Find the lines holding the string "Warp" in the data, then copy all of them.

|---|

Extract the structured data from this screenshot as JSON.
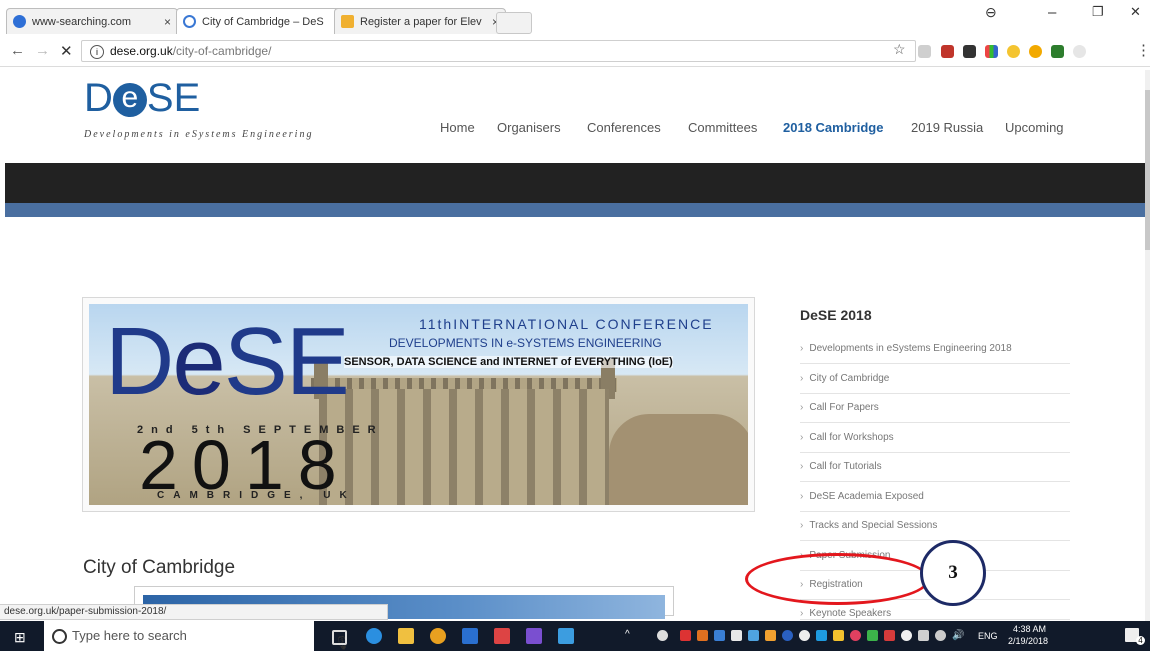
{
  "browser": {
    "tabs": [
      {
        "title": "www-searching.com",
        "active": false
      },
      {
        "title": "City of Cambridge – DeS",
        "active": true
      },
      {
        "title": "Register a paper for Elev",
        "active": false
      }
    ],
    "url_domain": "dese.org.uk",
    "url_path": "/city-of-cambridge/",
    "window_controls": [
      "–",
      "❐",
      "✕"
    ]
  },
  "site": {
    "logo_d": "D",
    "logo_e": "e",
    "logo_se": "SE",
    "tagline": "Developments in eSystems Engineering",
    "nav": [
      {
        "label": "Home",
        "active": false
      },
      {
        "label": "Organisers",
        "active": false
      },
      {
        "label": "Conferences",
        "active": false
      },
      {
        "label": "Committees",
        "active": false
      },
      {
        "label": "2018 Cambridge",
        "active": true
      },
      {
        "label": "2019 Russia",
        "active": false
      },
      {
        "label": "Upcoming",
        "active": false
      }
    ]
  },
  "banner": {
    "logo": "D",
    "logo_e": "e",
    "logo_se": "SE",
    "conference": "11thINTERNATIONAL CONFERENCE",
    "developments": "DEVELOPMENTS IN e-SYSTEMS ENGINEERING",
    "theme": "SENSOR, DATA SCIENCE and INTERNET of EVERYTHING (IoE)",
    "dates": "2nd  5th SEPTEMBER",
    "year": "2018",
    "city": "CAMBRIDGE, UK"
  },
  "main": {
    "page_title": "City of Cambridge"
  },
  "sidebar": {
    "title": "DeSE 2018",
    "items": [
      "Developments in eSystems Engineering 2018",
      "City of Cambridge",
      "Call For Papers",
      "Call for Workshops",
      "Call for Tutorials",
      "DeSE Academia Exposed",
      "Tracks and Special Sessions",
      "Paper Submission",
      "Registration",
      "Keynote Speakers"
    ]
  },
  "annotation": {
    "number": "3"
  },
  "status_url": "dese.org.uk/paper-submission-2018/",
  "taskbar": {
    "search_placeholder": "Type here to search",
    "lang": "ENG",
    "time": "4:38 AM",
    "date": "2/19/2018",
    "notif_count": "4"
  },
  "colors": {
    "brand_blue": "#1f5fa0",
    "annotation_red": "#e3171d",
    "annotation_navy": "#1d2a66"
  }
}
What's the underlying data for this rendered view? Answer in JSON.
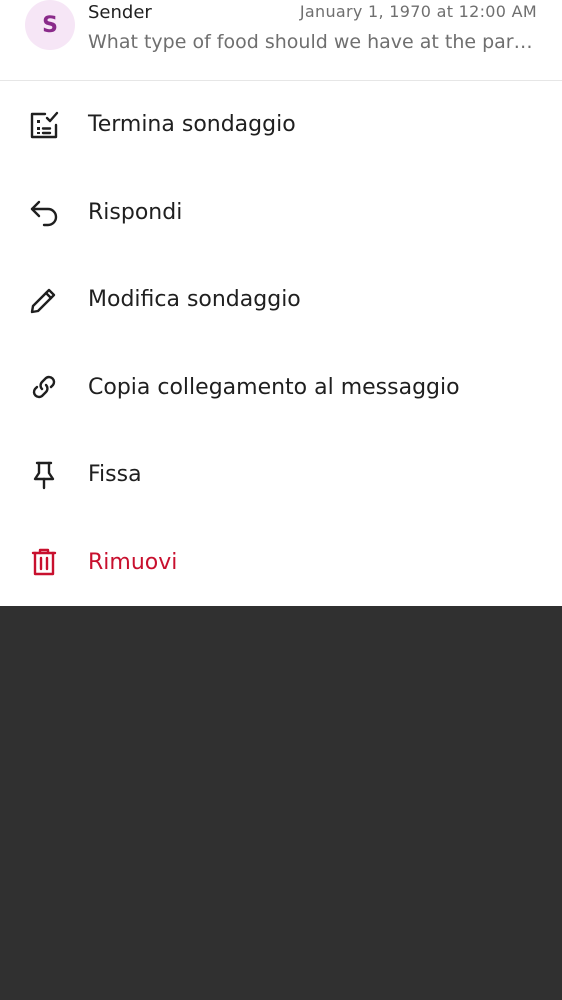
{
  "header": {
    "avatar_initial": "S",
    "sender": "Sender",
    "timestamp": "January 1, 1970 at 12:00 AM",
    "preview": "What type of food should we have at the party?"
  },
  "menu": {
    "items": [
      {
        "label": "Termina sondaggio",
        "icon": "poll-check-icon"
      },
      {
        "label": "Rispondi",
        "icon": "reply-icon"
      },
      {
        "label": "Modifica sondaggio",
        "icon": "pencil-icon"
      },
      {
        "label": "Copia collegamento al messaggio",
        "icon": "link-icon"
      },
      {
        "label": "Fissa",
        "icon": "pin-icon"
      },
      {
        "label": "Rimuovi",
        "icon": "trash-icon"
      }
    ]
  },
  "colors": {
    "danger": "#c8102e",
    "text": "#1f1f1f",
    "muted": "#6f6f6f",
    "avatar_bg": "#f6e6f6",
    "avatar_fg": "#8a2a8a",
    "scrim": "#303030"
  }
}
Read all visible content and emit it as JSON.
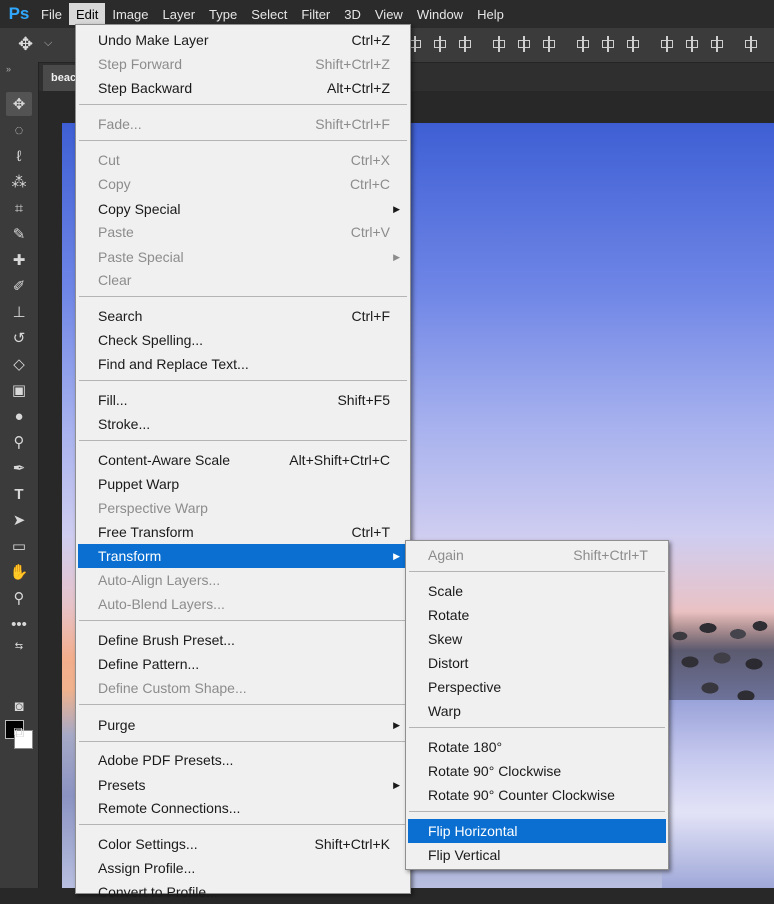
{
  "app": {
    "logo": "Ps"
  },
  "menubar": {
    "items": [
      "File",
      "Edit",
      "Image",
      "Layer",
      "Type",
      "Select",
      "Filter",
      "3D",
      "View",
      "Window",
      "Help"
    ],
    "active": "Edit"
  },
  "document": {
    "tab_label": "beac"
  },
  "edit_menu": {
    "items": [
      {
        "label": "Undo Make Layer",
        "shortcut": "Ctrl+Z",
        "disabled": false
      },
      {
        "label": "Step Forward",
        "shortcut": "Shift+Ctrl+Z",
        "disabled": true
      },
      {
        "label": "Step Backward",
        "shortcut": "Alt+Ctrl+Z",
        "disabled": false
      },
      {
        "label": "Fade...",
        "shortcut": "Shift+Ctrl+F",
        "disabled": true
      },
      {
        "label": "Cut",
        "shortcut": "Ctrl+X",
        "disabled": true
      },
      {
        "label": "Copy",
        "shortcut": "Ctrl+C",
        "disabled": true
      },
      {
        "label": "Copy Special",
        "shortcut": "",
        "disabled": false,
        "submenu": true
      },
      {
        "label": "Paste",
        "shortcut": "Ctrl+V",
        "disabled": true
      },
      {
        "label": "Paste Special",
        "shortcut": "",
        "disabled": true,
        "submenu": true
      },
      {
        "label": "Clear",
        "shortcut": "",
        "disabled": true
      },
      {
        "label": "Search",
        "shortcut": "Ctrl+F",
        "disabled": false
      },
      {
        "label": "Check Spelling...",
        "shortcut": "",
        "disabled": false
      },
      {
        "label": "Find and Replace Text...",
        "shortcut": "",
        "disabled": false
      },
      {
        "label": "Fill...",
        "shortcut": "Shift+F5",
        "disabled": false
      },
      {
        "label": "Stroke...",
        "shortcut": "",
        "disabled": false
      },
      {
        "label": "Content-Aware Scale",
        "shortcut": "Alt+Shift+Ctrl+C",
        "disabled": false
      },
      {
        "label": "Puppet Warp",
        "shortcut": "",
        "disabled": false
      },
      {
        "label": "Perspective Warp",
        "shortcut": "",
        "disabled": true
      },
      {
        "label": "Free Transform",
        "shortcut": "Ctrl+T",
        "disabled": false
      },
      {
        "label": "Transform",
        "shortcut": "",
        "disabled": false,
        "submenu": true,
        "highlighted": true
      },
      {
        "label": "Auto-Align Layers...",
        "shortcut": "",
        "disabled": true
      },
      {
        "label": "Auto-Blend Layers...",
        "shortcut": "",
        "disabled": true
      },
      {
        "label": "Define Brush Preset...",
        "shortcut": "",
        "disabled": false
      },
      {
        "label": "Define Pattern...",
        "shortcut": "",
        "disabled": false
      },
      {
        "label": "Define Custom Shape...",
        "shortcut": "",
        "disabled": true
      },
      {
        "label": "Purge",
        "shortcut": "",
        "disabled": false,
        "submenu": true
      },
      {
        "label": "Adobe PDF Presets...",
        "shortcut": "",
        "disabled": false
      },
      {
        "label": "Presets",
        "shortcut": "",
        "disabled": false,
        "submenu": true
      },
      {
        "label": "Remote Connections...",
        "shortcut": "",
        "disabled": false
      },
      {
        "label": "Color Settings...",
        "shortcut": "Shift+Ctrl+K",
        "disabled": false
      },
      {
        "label": "Assign Profile...",
        "shortcut": "",
        "disabled": false
      },
      {
        "label": "Convert to Profile...",
        "shortcut": "",
        "disabled": false
      }
    ]
  },
  "transform_submenu": {
    "items": [
      {
        "label": "Again",
        "shortcut": "Shift+Ctrl+T",
        "disabled": true
      },
      {
        "label": "Scale",
        "shortcut": "",
        "disabled": false
      },
      {
        "label": "Rotate",
        "shortcut": "",
        "disabled": false
      },
      {
        "label": "Skew",
        "shortcut": "",
        "disabled": false
      },
      {
        "label": "Distort",
        "shortcut": "",
        "disabled": false
      },
      {
        "label": "Perspective",
        "shortcut": "",
        "disabled": false
      },
      {
        "label": "Warp",
        "shortcut": "",
        "disabled": false
      },
      {
        "label": "Rotate 180°",
        "shortcut": "",
        "disabled": false
      },
      {
        "label": "Rotate 90° Clockwise",
        "shortcut": "",
        "disabled": false
      },
      {
        "label": "Rotate 90° Counter Clockwise",
        "shortcut": "",
        "disabled": false
      },
      {
        "label": "Flip Horizontal",
        "shortcut": "",
        "disabled": false,
        "highlighted": true
      },
      {
        "label": "Flip Vertical",
        "shortcut": "",
        "disabled": false
      }
    ]
  },
  "toolbar": {
    "tools": [
      "move-icon",
      "marquee-icon",
      "lasso-icon",
      "quick-select-icon",
      "crop-icon",
      "eyedropper-icon",
      "healing-brush-icon",
      "brush-icon",
      "clone-stamp-icon",
      "history-brush-icon",
      "eraser-icon",
      "gradient-icon",
      "blur-icon",
      "dodge-icon",
      "pen-icon",
      "type-icon",
      "path-select-icon",
      "rectangle-icon",
      "hand-icon",
      "zoom-icon",
      "more-tools-icon"
    ]
  },
  "colors": {
    "accent": "#0a6fd0",
    "menu_bg": "#f0f0f0",
    "disabled_text": "#8c8c8c",
    "ui_dark": "#2b2b2b"
  }
}
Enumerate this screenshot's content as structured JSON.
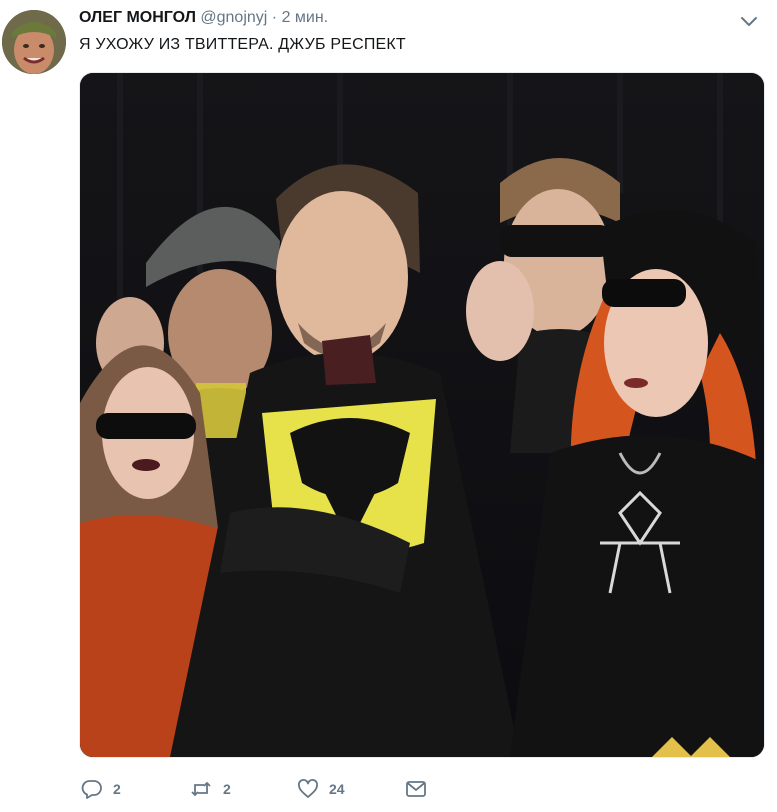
{
  "tweet": {
    "author_name": "ОЛЕГ МОНГОЛ",
    "author_handle": "@gnojnyj",
    "separator": "·",
    "time": "2 мин.",
    "text": "Я УХОЖУ ИЗ ТВИТТЕРА. ДЖУБ РЕСПЕКТ"
  },
  "actions": {
    "replies": "2",
    "retweets": "2",
    "likes": "24"
  },
  "icons": [
    "reply-icon",
    "retweet-icon",
    "like-icon",
    "direct-message-icon",
    "caret-down-icon"
  ],
  "colors": {
    "text": "#14171a",
    "secondary": "#657786",
    "background": "#ffffff"
  }
}
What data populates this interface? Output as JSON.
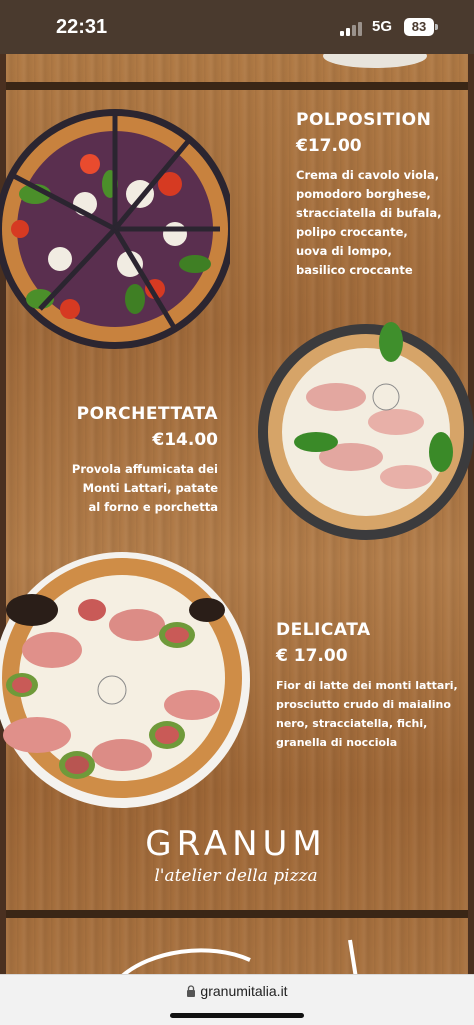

|---|

# [REPLY]
        "label": "Puppet Warp",
        "label": "Perspective Warp",
        "label": "Warp",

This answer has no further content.